> _WHAT IS REQUIRED_:
Which lines hold the word "from"? Copy each of them.

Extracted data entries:
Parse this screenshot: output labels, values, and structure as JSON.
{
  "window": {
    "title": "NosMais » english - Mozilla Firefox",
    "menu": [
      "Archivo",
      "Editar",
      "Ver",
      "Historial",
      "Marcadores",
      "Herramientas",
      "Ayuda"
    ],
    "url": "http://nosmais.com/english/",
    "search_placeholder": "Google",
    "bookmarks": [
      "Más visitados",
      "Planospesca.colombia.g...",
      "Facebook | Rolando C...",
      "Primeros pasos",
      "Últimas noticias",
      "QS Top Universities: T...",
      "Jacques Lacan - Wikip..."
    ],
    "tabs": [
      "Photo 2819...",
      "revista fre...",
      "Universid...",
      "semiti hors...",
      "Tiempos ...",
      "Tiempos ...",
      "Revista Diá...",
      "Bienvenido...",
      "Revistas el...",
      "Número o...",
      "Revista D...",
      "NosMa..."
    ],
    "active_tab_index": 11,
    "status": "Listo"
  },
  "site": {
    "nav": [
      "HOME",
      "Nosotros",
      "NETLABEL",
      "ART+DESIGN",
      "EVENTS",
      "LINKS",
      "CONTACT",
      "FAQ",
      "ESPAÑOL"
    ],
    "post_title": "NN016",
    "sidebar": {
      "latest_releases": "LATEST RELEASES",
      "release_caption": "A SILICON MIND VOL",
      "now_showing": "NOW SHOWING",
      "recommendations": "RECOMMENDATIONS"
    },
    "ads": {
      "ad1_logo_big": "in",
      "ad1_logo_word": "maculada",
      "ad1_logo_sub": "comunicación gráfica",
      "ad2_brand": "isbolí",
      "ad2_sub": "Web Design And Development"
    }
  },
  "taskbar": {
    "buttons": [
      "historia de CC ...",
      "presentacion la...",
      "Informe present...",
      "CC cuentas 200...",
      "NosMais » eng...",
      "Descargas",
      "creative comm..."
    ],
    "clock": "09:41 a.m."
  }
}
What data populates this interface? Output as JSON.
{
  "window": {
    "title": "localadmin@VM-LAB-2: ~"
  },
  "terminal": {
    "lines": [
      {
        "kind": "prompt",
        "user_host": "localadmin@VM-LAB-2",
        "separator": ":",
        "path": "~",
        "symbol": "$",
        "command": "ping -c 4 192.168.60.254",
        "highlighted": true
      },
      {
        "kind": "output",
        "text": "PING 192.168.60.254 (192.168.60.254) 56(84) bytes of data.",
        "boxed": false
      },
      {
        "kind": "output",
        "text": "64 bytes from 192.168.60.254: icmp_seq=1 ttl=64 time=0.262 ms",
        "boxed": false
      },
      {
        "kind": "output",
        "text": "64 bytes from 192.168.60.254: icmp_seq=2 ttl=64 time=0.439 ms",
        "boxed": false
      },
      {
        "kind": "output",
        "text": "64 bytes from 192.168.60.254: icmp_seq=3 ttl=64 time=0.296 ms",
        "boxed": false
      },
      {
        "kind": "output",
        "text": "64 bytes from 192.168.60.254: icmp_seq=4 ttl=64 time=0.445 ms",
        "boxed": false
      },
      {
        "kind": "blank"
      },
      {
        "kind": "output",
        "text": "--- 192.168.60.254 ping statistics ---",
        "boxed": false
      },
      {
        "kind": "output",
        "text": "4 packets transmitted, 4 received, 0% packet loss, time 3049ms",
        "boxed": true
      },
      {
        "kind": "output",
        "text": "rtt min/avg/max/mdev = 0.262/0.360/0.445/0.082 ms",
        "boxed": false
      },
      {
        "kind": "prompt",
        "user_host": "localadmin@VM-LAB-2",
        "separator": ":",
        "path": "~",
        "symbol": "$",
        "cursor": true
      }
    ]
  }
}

> _RIGHT ANSWER_:
        "text": "64 bytes from 192.168.60.254: icmp_seq=1 ttl=64 time=0.262 ms",
        "text": "64 bytes from 192.168.60.254: icmp_seq=2 ttl=64 time=0.439 ms",
        "text": "64 bytes from 192.168.60.254: icmp_seq=3 ttl=64 time=0.296 ms",
        "text": "64 bytes from 192.168.60.254: icmp_seq=4 ttl=64 time=0.445 ms",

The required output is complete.